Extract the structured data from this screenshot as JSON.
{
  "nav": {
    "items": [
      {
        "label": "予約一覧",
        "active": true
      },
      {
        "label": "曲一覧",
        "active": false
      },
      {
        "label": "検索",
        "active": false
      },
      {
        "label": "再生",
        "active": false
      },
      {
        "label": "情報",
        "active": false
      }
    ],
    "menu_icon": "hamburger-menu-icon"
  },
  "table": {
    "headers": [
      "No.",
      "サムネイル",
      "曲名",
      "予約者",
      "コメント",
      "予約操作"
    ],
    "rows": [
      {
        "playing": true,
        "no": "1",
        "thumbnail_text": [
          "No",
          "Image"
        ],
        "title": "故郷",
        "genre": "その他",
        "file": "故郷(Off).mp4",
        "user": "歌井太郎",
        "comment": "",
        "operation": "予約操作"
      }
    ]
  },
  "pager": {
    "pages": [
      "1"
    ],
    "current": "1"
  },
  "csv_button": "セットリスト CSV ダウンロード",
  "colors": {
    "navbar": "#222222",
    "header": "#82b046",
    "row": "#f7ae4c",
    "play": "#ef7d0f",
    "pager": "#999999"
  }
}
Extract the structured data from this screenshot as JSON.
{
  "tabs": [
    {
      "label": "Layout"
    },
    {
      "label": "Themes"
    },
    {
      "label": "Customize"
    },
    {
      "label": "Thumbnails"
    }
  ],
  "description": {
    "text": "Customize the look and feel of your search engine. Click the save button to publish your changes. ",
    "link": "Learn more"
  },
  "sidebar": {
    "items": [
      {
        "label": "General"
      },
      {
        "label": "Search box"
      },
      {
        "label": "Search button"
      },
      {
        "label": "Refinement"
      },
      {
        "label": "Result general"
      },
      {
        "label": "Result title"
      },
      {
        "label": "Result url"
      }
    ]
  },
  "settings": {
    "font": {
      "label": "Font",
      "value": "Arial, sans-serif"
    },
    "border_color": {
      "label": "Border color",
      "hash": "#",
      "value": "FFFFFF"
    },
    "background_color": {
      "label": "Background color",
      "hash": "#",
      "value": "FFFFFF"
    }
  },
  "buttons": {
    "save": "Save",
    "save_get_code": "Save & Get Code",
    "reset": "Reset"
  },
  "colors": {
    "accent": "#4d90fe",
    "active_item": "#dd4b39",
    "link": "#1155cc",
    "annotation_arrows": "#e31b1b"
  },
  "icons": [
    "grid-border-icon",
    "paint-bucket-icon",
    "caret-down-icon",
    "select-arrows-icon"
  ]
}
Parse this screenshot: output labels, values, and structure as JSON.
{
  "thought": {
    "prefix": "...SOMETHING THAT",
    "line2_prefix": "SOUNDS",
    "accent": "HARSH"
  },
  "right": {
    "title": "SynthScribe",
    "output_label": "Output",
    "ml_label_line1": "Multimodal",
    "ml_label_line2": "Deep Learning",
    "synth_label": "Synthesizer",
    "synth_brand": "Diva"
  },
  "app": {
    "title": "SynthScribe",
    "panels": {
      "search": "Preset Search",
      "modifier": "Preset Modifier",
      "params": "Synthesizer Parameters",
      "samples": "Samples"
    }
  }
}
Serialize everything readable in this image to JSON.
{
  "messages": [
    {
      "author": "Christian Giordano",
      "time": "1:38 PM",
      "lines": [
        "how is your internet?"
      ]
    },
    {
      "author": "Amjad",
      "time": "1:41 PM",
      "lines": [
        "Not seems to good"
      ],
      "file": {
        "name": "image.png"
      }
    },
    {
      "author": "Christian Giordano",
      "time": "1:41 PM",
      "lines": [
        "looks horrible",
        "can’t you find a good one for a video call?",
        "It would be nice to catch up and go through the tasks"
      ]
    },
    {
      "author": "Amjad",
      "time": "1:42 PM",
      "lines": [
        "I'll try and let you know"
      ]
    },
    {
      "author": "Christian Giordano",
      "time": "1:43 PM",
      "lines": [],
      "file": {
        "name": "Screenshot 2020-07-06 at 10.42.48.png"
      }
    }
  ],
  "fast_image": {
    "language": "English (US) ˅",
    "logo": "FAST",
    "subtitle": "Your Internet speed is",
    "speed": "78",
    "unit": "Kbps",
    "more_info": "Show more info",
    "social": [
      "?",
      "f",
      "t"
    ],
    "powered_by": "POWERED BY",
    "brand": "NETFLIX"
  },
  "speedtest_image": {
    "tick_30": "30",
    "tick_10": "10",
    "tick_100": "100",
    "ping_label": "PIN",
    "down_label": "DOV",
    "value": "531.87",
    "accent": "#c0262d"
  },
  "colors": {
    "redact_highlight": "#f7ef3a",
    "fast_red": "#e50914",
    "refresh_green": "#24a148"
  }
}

◆ ◆ ◆ ◆ ◆

__WRITTEN REQUEST__
Repeat the material word for word, in full.

__FULL ANSWER__
Extract the structured data from this screenshot as JSON.
{
  "nav": {
    "items": [
      {
        "label": "予約一覧",
        "active": true
      },
      {
        "label": "曲一覧",
        "active": false
      },
      {
        "label": "検索",
        "active": false
      },
      {
        "label": "再生",
        "active": false
      },
      {
        "label": "情報",
        "active": false
      }
    ],
    "menu_icon": "hamburger-menu-icon"
  },
  "table": {
    "headers": [
      "No.",
      "サムネイル",
      "曲名",
      "予約者",
      "コメント",
      "予約操作"
    ],
    "rows": [
      {
        "playing": true,
        "no": "1",
        "thumbnail_text": [
          "No",
          "Image"
        ],
        "title": "故郷",
        "genre": "その他",
        "file": "故郷(Off).mp4",
        "user": "歌井太郎",
        "comment": "",
        "operation": "予約操作"
      }
    ]
  },
  "pager": {
    "pages": [
      "1"
    ],
    "current": "1"
  },
  "csv_button": "セットリスト CSV ダウンロード",
  "colors": {
    "navbar": "#222222",
    "header": "#82b046",
    "row": "#f7ae4c",
    "play": "#ef7d0f",
    "pager": "#999999"
  }
}
Extract the structured data from this screenshot as JSON.
{
  "tabs": [
    {
      "label": "Layout"
    },
    {
      "label": "Themes"
    },
    {
      "label": "Customize"
    },
    {
      "label": "Thumbnails"
    }
  ],
  "description": {
    "text": "Customize the look and feel of your search engine. Click the save button to publish your changes. ",
    "link": "Learn more"
  },
  "sidebar": {
    "items": [
      {
        "label": "General"
      },
      {
        "label": "Search box"
      },
      {
        "label": "Search button"
      },
      {
        "label": "Refinement"
      },
      {
        "label": "Result general"
      },
      {
        "label": "Result title"
      },
      {
        "label": "Result url"
      }
    ]
  },
  "settings": {
    "font": {
      "label": "Font",
      "value": "Arial, sans-serif"
    },
    "border_color": {
      "label": "Border color",
      "hash": "#",
      "value": "FFFFFF"
    },
    "background_color": {
      "label": "Background color",
      "hash": "#",
      "value": "FFFFFF"
    }
  },
  "buttons": {
    "save": "Save",
    "save_get_code": "Save & Get Code",
    "reset": "Reset"
  },
  "colors": {
    "accent": "#4d90fe",
    "active_item": "#dd4b39",
    "link": "#1155cc",
    "annotation_arrows": "#e31b1b"
  },
  "icons": [
    "grid-border-icon",
    "paint-bucket-icon",
    "caret-down-icon",
    "select-arrows-icon"
  ]
}
Parse this screenshot: output labels, values, and structure as JSON.
{
  "thought": {
    "prefix": "...SOMETHING THAT",
    "line2_prefix": "SOUNDS",
    "accent": "HARSH"
  },
  "right": {
    "title": "SynthScribe",
    "output_label": "Output",
    "ml_label_line1": "Multimodal",
    "ml_label_line2": "Deep Learning",
    "synth_label": "Synthesizer",
    "synth_brand": "Diva"
  },
  "app": {
    "title": "SynthScribe",
    "panels": {
      "search": "Preset Search",
      "modifier": "Preset Modifier",
      "params": "Synthesizer Parameters",
      "samples": "Samples"
    }
  }
}
Serialize everything readable in this image to JSON.
{
  "messages": [
    {
      "author": "Christian Giordano",
      "time": "1:38 PM",
      "lines": [
        "how is your internet?"
      ]
    },
    {
      "author": "Amjad",
      "time": "1:41 PM",
      "lines": [
        "Not seems to good"
      ],
      "file": {
        "name": "image.png"
      }
    },
    {
      "author": "Christian Giordano",
      "time": "1:41 PM",
      "lines": [
        "looks horrible",
        "can’t you find a good one for a video call?",
        "It would be nice to catch up and go through the tasks"
      ]
    },
    {
      "author": "Amjad",
      "time": "1:42 PM",
      "lines": [
        "I'll try and let you know"
      ]
    },
    {
      "author": "Christian Giordano",
      "time": "1:43 PM",
      "lines": [],
      "file": {
        "name": "Screenshot 2020-07-06 at 10.42.48.png"
      }
    }
  ],
  "fast_image": {
    "language": "English (US) ˅",
    "logo": "FAST",
    "subtitle": "Your Internet speed is",
    "speed": "78",
    "unit": "Kbps",
    "more_info": "Show more info",
    "social": [
      "?",
      "f",
      "t"
    ],
    "powered_by": "POWERED BY",
    "brand": "NETFLIX"
  },
  "speedtest_image": {
    "tick_30": "30",
    "tick_10": "10",
    "tick_100": "100",
    "ping_label": "PIN",
    "down_label": "DOV",
    "value": "531.87",
    "accent": "#c0262d"
  },
  "colors": {
    "redact_highlight": "#f7ef3a",
    "fast_red": "#e50914",
    "refresh_green": "#24a148"
  }
}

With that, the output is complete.